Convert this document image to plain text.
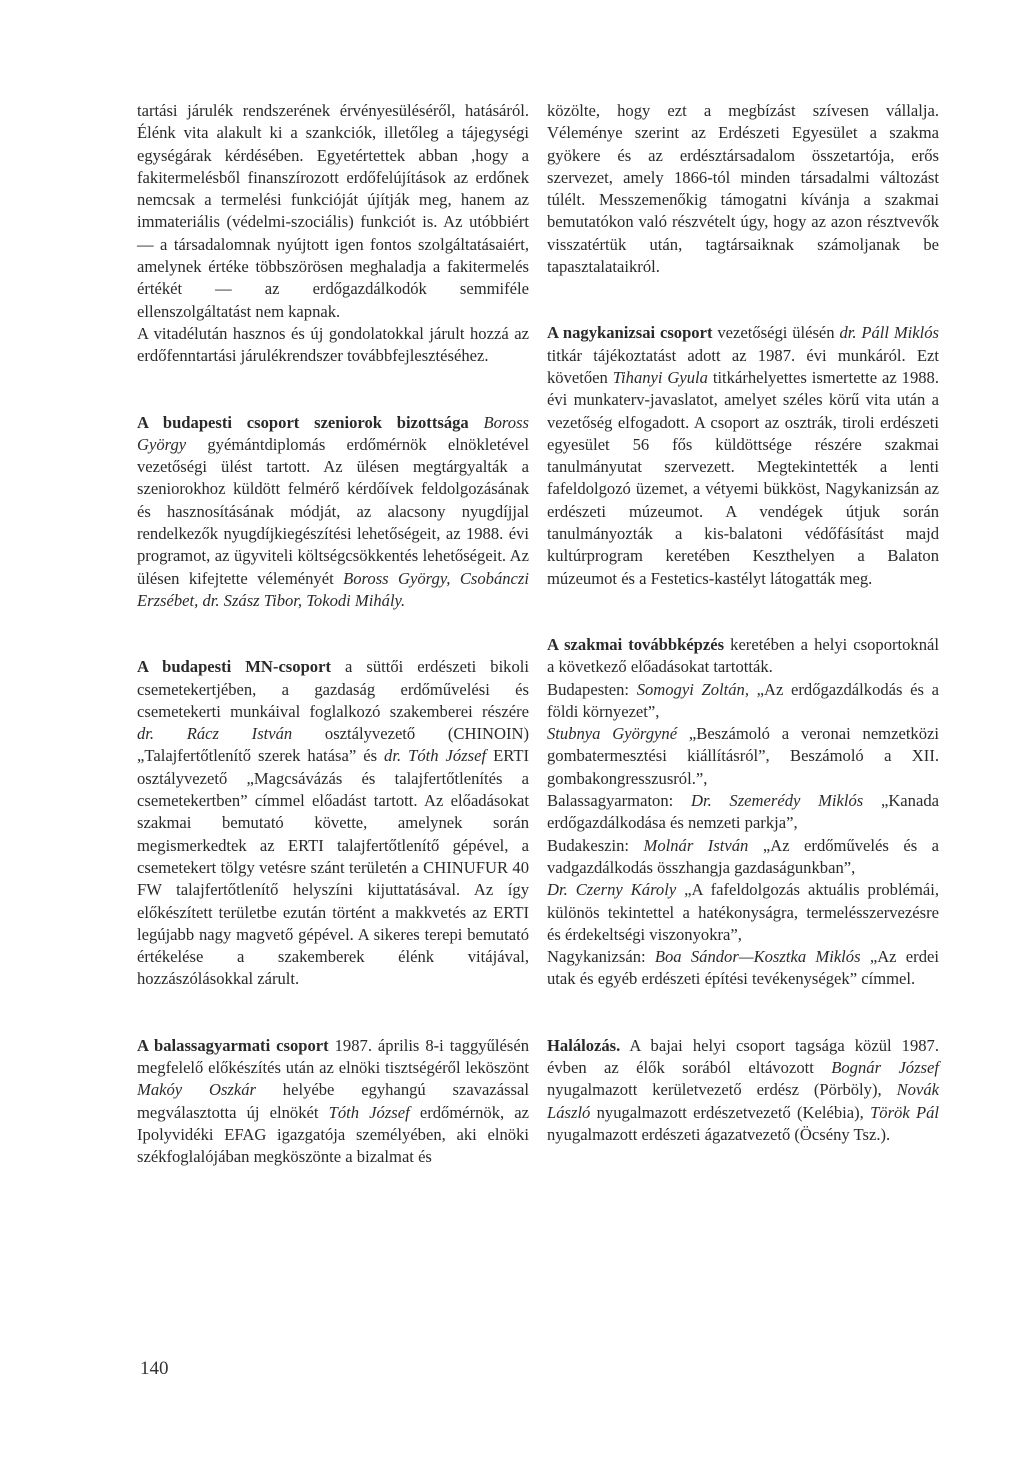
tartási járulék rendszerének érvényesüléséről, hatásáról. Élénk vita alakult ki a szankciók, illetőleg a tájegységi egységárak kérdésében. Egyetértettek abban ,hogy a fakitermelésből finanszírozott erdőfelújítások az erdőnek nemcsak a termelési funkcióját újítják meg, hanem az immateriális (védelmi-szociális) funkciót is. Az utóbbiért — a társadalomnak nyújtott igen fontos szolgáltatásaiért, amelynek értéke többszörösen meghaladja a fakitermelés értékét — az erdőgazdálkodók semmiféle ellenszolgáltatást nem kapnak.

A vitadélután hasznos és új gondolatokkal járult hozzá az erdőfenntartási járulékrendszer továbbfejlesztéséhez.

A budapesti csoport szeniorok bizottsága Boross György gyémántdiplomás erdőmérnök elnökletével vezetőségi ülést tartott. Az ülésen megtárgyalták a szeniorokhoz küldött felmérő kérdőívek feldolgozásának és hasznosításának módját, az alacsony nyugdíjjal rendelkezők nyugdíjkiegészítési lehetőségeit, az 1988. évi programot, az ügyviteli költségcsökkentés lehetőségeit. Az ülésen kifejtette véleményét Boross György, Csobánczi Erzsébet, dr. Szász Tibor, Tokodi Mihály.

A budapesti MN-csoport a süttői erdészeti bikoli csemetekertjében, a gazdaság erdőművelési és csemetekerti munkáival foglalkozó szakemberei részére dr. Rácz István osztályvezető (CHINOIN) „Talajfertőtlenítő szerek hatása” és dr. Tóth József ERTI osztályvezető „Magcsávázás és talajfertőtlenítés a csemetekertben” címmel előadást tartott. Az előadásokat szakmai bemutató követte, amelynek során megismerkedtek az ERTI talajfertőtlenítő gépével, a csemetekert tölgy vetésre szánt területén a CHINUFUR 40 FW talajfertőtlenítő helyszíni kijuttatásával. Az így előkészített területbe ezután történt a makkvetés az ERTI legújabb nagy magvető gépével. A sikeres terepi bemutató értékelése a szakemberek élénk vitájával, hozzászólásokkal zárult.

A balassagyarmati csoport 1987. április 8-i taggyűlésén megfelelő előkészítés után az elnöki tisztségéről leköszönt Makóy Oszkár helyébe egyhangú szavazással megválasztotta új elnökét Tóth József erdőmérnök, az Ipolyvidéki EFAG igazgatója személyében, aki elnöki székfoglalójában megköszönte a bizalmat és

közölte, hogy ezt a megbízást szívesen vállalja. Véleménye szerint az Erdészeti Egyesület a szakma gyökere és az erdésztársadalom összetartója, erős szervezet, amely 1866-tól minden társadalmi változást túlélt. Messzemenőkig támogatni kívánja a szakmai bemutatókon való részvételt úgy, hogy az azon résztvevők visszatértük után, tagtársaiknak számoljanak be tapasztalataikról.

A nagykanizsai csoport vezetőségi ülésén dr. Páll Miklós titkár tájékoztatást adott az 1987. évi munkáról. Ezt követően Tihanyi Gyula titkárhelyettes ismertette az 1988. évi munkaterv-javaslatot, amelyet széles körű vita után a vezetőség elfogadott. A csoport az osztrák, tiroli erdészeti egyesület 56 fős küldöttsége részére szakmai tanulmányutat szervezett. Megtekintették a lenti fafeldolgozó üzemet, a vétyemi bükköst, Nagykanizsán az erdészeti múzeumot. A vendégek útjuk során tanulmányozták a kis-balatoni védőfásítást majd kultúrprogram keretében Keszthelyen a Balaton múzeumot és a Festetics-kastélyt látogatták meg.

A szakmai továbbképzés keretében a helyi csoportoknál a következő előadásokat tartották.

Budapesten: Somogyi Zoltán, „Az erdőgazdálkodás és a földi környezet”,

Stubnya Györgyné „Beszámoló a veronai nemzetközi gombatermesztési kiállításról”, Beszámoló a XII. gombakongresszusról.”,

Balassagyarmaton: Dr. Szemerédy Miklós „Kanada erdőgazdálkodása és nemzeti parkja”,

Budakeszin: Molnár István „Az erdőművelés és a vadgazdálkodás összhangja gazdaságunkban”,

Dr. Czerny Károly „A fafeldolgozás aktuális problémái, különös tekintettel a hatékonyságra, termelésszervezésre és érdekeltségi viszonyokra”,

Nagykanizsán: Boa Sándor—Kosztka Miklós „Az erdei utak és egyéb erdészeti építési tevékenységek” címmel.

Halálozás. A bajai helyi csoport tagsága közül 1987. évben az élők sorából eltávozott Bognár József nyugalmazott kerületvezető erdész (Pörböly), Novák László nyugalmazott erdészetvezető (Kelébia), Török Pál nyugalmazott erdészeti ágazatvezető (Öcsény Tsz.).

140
* * *
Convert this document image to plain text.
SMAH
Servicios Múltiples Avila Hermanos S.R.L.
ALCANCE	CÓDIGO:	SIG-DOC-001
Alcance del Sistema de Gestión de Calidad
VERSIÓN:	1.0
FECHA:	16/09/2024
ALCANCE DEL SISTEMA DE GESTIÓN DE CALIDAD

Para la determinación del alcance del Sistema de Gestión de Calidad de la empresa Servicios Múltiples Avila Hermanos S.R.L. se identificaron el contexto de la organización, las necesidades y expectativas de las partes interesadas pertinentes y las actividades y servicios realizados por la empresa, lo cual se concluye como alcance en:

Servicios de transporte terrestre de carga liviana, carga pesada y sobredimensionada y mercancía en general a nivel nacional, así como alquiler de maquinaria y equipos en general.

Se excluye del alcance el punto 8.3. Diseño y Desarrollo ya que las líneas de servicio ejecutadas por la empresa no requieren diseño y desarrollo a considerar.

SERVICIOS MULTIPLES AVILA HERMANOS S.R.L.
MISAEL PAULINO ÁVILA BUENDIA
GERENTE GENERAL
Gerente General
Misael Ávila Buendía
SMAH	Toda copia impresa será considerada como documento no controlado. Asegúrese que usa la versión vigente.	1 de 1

__The request__:
Copy every line of the listing that includes the string "során".

__Written solution__:
A budapesti MN-csoport a süttői erdészeti bikoli csemetekertjében, a gazdaság erdőművelési és csemetekerti munkáival foglalkozó szakemberei részére dr. Rácz István osztályvezető (CHINOIN) „Talajfertőtlenítő szerek hatása” és dr. Tóth József ERTI osztályvezető „Magcsávázás és talajfertőtlenítés a csemetekertben” címmel előadást tartott. Az előadásokat szakmai bemutató követte, amelynek során megismerkedtek az ERTI talajfertőtlenítő gépével, a csemetekert tölgy vetésre szánt területén a CHINUFUR 40 FW talajfertőtlenítő helyszíni kijuttatásával. Az így előkészített területbe ezután történt a makkvetés az ERTI legújabb nagy magvető gépével. A sikeres terepi bemutató értékelése a szakemberek élénk vitájával, hozzászólásokkal zárult.
A nagykanizsai csoport vezetőségi ülésén dr. Páll Miklós titkár tájékoztatást adott az 1987. évi munkáról. Ezt követően Tihanyi Gyula titkárhelyettes ismertette az 1988. évi munkaterv-javaslatot, amelyet széles körű vita után a vezetőség elfogadott. A csoport az osztrák, tiroli erdészeti egyesület 56 fős küldöttsége részére szakmai tanulmányutat szervezett. Megtekintették a lenti fafeldolgozó üzemet, a vétyemi bükköst, Nagykanizsán az erdészeti múzeumot. A vendégek útjuk során tanulmányozták a kis-balatoni védőfásítást majd kultúrprogram keretében Keszthelyen a Balaton múzeumot és a Festetics-kastélyt látogatták meg.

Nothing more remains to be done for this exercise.